DO THIS: Copy the listing from its start through the line containing "x-tick-label-line: predsta- —", putting "image" in place of "screenshot" and leaving everything else as is.

── RECORD EXCERPTS ──

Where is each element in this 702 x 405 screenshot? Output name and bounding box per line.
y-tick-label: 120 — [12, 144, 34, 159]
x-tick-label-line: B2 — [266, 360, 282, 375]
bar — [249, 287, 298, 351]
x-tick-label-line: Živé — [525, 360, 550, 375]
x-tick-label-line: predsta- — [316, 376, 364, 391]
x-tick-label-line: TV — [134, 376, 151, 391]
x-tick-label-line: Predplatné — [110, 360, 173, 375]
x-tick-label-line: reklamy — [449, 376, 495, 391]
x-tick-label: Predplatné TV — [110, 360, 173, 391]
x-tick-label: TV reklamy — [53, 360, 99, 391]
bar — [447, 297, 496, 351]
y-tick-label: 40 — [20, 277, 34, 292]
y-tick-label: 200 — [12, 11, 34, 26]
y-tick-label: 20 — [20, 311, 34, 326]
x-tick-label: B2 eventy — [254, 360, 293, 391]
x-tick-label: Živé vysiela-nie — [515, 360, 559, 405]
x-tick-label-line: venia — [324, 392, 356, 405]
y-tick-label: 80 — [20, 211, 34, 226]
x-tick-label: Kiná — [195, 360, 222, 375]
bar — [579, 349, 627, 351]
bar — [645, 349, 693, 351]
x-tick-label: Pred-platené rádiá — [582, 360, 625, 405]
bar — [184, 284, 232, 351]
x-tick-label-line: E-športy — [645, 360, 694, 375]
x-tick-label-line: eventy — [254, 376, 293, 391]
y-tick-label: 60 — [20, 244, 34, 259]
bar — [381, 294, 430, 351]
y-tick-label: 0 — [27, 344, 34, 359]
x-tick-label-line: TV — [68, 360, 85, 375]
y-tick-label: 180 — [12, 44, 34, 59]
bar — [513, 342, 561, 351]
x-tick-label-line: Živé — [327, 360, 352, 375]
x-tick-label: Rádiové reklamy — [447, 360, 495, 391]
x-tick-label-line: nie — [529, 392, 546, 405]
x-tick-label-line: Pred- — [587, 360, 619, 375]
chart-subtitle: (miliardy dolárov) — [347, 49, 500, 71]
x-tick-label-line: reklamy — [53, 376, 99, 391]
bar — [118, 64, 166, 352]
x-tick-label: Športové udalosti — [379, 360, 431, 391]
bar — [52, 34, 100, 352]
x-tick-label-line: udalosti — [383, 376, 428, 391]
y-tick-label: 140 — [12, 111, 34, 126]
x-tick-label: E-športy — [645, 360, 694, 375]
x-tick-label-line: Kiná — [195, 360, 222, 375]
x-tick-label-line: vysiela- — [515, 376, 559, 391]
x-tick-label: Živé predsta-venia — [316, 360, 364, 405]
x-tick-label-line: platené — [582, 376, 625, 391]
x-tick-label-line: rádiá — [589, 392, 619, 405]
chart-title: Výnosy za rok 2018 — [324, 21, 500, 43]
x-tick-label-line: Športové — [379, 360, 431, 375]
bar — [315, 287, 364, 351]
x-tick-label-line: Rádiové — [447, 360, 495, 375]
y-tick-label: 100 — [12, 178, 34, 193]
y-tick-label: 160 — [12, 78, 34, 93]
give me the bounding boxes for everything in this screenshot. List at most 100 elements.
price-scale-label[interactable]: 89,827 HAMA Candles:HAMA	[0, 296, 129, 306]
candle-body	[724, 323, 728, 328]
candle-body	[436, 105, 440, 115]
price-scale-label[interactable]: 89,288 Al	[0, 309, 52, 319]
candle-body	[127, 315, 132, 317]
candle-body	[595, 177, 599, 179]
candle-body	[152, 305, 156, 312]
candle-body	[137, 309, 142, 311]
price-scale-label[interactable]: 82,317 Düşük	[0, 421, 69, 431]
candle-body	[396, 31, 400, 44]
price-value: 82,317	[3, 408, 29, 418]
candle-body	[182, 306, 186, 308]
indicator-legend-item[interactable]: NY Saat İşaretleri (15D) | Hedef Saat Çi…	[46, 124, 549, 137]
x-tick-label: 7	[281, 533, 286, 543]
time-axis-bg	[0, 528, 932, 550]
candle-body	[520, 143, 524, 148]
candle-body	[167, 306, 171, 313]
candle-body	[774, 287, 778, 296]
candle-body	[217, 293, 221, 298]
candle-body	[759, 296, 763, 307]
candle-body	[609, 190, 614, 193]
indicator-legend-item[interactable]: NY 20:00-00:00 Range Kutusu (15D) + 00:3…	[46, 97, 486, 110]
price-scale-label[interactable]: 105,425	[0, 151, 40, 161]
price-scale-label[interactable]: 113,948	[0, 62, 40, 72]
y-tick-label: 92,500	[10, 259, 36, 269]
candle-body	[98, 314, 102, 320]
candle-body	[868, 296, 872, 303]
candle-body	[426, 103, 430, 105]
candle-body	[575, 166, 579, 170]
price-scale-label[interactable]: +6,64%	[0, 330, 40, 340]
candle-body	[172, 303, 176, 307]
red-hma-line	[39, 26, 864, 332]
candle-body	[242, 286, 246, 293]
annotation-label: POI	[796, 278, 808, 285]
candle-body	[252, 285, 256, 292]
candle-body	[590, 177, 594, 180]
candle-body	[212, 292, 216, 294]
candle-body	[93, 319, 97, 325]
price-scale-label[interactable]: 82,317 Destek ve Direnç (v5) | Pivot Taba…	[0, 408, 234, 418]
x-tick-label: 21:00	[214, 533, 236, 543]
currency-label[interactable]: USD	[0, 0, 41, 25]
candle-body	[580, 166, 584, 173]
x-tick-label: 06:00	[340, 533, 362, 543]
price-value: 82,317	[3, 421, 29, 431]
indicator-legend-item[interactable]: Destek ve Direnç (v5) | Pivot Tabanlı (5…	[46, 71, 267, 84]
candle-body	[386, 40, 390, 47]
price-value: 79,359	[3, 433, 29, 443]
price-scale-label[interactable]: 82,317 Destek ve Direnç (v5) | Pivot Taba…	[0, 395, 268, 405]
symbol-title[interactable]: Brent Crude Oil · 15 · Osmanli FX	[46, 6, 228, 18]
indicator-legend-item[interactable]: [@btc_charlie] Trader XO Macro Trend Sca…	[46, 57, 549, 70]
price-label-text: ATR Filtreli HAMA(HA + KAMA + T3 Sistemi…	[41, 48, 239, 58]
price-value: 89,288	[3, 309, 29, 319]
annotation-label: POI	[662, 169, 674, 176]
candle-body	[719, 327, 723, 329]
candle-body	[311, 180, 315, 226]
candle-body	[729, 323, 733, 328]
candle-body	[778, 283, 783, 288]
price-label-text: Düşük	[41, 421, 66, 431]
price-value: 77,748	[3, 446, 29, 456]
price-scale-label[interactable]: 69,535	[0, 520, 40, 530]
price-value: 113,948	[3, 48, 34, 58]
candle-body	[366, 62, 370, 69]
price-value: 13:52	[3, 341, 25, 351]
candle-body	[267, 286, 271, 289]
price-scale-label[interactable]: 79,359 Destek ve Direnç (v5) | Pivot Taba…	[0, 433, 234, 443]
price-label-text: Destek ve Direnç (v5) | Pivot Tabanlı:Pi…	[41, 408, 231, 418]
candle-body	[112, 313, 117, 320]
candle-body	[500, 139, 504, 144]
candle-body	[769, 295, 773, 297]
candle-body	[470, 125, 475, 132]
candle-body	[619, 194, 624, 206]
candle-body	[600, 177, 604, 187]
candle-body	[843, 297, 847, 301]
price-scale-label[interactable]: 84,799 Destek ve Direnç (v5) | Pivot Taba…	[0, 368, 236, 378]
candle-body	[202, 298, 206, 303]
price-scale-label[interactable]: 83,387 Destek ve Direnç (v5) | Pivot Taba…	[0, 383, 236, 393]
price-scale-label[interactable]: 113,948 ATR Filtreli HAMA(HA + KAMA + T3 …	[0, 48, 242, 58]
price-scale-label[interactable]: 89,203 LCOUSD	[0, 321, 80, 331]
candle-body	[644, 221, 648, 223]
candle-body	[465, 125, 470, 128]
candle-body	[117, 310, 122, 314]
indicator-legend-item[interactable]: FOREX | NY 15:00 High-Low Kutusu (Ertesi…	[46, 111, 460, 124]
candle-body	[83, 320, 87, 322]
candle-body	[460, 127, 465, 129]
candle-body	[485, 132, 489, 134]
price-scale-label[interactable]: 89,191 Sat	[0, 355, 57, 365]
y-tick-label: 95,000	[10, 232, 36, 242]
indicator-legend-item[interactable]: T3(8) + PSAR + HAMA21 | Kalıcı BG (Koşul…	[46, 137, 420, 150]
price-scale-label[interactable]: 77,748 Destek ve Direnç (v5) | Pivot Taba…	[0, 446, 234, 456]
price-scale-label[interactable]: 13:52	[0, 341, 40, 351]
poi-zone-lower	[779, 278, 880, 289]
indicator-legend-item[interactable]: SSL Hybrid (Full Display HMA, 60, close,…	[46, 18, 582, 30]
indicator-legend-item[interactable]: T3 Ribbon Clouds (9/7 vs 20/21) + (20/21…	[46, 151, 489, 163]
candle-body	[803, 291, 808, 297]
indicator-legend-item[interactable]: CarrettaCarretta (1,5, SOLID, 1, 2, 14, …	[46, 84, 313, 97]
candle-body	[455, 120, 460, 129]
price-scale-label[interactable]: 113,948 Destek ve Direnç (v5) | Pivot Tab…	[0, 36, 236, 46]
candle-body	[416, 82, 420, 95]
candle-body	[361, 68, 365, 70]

───

WORKED ANSWER:
Where is each element in this 702 x 405 image? Output name and bounding box per line.
y-tick-label: 120 — [12, 144, 34, 159]
x-tick-label-line: B2 — [266, 360, 282, 375]
bar — [249, 287, 298, 351]
x-tick-label-line: Živé — [525, 360, 550, 375]
x-tick-label-line: predsta- — [316, 376, 364, 391]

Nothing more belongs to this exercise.